== Data listing ==

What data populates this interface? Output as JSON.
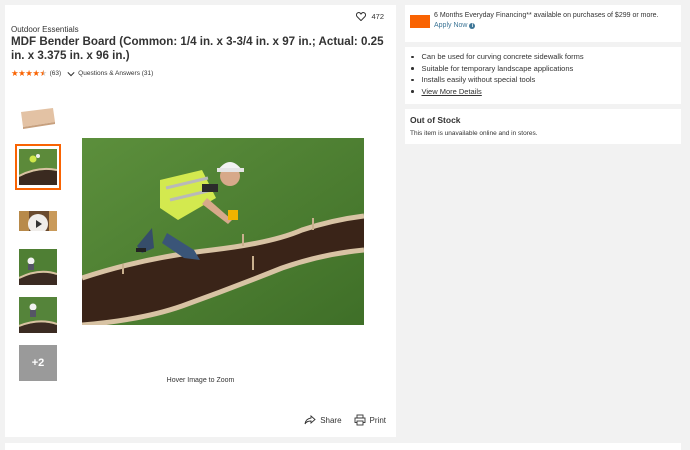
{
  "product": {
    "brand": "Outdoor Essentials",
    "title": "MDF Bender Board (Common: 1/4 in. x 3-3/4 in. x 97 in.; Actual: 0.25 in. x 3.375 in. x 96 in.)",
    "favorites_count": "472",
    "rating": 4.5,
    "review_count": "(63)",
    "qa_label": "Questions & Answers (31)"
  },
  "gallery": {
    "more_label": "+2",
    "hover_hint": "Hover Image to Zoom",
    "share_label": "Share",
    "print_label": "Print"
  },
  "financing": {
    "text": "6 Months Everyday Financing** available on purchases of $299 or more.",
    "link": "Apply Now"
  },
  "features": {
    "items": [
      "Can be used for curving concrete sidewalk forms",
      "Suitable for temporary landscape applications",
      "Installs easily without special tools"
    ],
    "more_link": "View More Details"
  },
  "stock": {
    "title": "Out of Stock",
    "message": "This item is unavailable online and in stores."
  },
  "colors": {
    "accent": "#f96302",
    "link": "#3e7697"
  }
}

===

=== Instruction ===
Keep the pictures out of the copy and return the rest of the data above exactly.

=== Written solution ===
What data populates this interface? Output as JSON.
{
  "product": {
    "brand": "Outdoor Essentials",
    "title": "MDF Bender Board (Common: 1/4 in. x 3-3/4 in. x 97 in.; Actual: 0.25 in. x 3.375 in. x 96 in.)",
    "favorites_count": "472",
    "rating": 4.5,
    "review_count": "(63)",
    "qa_label": "Questions & Answers (31)"
  },
  "gallery": {
    "more_label": "+2",
    "hover_hint": "Hover Image to Zoom",
    "share_label": "Share",
    "print_label": "Print"
  },
  "financing": {
    "text": "6 Months Everyday Financing** available on purchases of $299 or more.",
    "link": "Apply Now"
  },
  "features": {
    "items": [
      "Can be used for curving concrete sidewalk forms",
      "Suitable for temporary landscape applications",
      "Installs easily without special tools"
    ],
    "more_link": "View More Details"
  },
  "stock": {
    "title": "Out of Stock",
    "message": "This item is unavailable online and in stores."
  },
  "colors": {
    "accent": "#f96302",
    "link": "#3e7697"
  }
}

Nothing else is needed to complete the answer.